Provided text →
▼

M D Nalapat
India will remain less than a complete democracy until laws such as criminal defamation are removed.
In a city 3,800 kilometres away from Delhi, and where Gmail is very
difficult to access, around midnight local time on 16 April, an Apple
iPhone showed questions from two publications relating to an item
carried in this newspaper. The item was by an exile from Kashmir, Sushil
Pandit, who was explicit that it was a fictional account. His literary
effort nowhere belittled the act that was described, nor justified it.
However, being fiction rather than real life, the scenario presented in
the story was different from the J&K police charge-sheet in an
incident detailing a pack of animals who allegedly fell upon a little
girl, snuffing out her life in a gruesome manner. It is always dismaying
to come across accounts testifying to the brutality of men against
women, especially those who are just a few years distant from being
babies. This work of literature, which was explicit that it was
unrelated to any real life incident, was unpleasant to some and
offensive to many to read. However, the author nowhere justified the
crime described nor sought to pass it off as trivial.

▲

Work to do →
• 1. According to the article, who wrote the fictional account carried in the newspaper?
• 2. Please extract the portion of the article starting at "In a city 3,800" and ending at "nor justified it.".
Rely on the article alone.

Extracted records →
▼

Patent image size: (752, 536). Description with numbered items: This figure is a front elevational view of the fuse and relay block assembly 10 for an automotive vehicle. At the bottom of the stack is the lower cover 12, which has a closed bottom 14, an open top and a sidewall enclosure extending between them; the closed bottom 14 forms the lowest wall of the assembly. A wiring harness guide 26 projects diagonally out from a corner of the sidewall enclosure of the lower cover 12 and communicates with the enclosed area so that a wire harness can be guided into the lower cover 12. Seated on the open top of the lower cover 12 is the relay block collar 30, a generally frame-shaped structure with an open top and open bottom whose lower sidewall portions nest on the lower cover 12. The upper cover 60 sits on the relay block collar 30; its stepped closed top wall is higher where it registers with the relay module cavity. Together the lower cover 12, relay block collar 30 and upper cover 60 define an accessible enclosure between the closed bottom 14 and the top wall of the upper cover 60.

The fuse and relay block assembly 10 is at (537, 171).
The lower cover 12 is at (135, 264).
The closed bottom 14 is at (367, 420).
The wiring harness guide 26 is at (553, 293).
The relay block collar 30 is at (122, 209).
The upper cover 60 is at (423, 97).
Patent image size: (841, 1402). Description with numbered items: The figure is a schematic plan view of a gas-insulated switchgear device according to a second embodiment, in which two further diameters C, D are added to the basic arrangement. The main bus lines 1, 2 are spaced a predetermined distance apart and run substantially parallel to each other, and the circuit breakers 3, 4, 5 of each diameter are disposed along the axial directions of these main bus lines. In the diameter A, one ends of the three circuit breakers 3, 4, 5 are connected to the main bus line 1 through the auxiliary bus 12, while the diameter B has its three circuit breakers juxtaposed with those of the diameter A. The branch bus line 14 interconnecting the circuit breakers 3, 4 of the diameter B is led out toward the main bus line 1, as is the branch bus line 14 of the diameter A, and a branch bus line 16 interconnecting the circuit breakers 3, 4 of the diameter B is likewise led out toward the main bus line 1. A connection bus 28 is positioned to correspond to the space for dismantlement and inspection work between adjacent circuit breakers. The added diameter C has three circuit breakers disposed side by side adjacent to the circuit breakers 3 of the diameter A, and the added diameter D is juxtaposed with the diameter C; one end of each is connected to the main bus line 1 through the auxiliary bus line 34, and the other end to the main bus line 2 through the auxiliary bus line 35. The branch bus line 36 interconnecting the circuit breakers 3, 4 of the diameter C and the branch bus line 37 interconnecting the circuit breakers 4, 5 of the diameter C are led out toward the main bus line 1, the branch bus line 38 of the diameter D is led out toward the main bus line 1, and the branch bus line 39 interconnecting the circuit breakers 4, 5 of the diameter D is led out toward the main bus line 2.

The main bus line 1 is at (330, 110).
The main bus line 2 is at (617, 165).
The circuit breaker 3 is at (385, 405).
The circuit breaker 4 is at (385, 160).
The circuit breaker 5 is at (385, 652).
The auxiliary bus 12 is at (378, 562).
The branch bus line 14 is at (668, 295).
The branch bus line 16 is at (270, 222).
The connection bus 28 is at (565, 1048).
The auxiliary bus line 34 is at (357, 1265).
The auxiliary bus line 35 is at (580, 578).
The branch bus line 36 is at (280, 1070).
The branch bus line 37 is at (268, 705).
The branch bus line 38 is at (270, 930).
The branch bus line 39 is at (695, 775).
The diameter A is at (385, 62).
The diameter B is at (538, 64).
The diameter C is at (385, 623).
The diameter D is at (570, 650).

▲

The results →
• 1. Sushil Pandit, an exile from Kashmir.

• 2.
In a city 3,800 kilometres away from Delhi, and where Gmail is very
difficult to access, around midnight local time on 16 April, an Apple
iPhone showed questions from two publications relating to an item
carried in this newspaper. The item was by an exile from Kashmir, Sushil
Pandit, who was explicit that it was a fictional account. His literary
effort nowhere belittled the act that was described, nor justified it.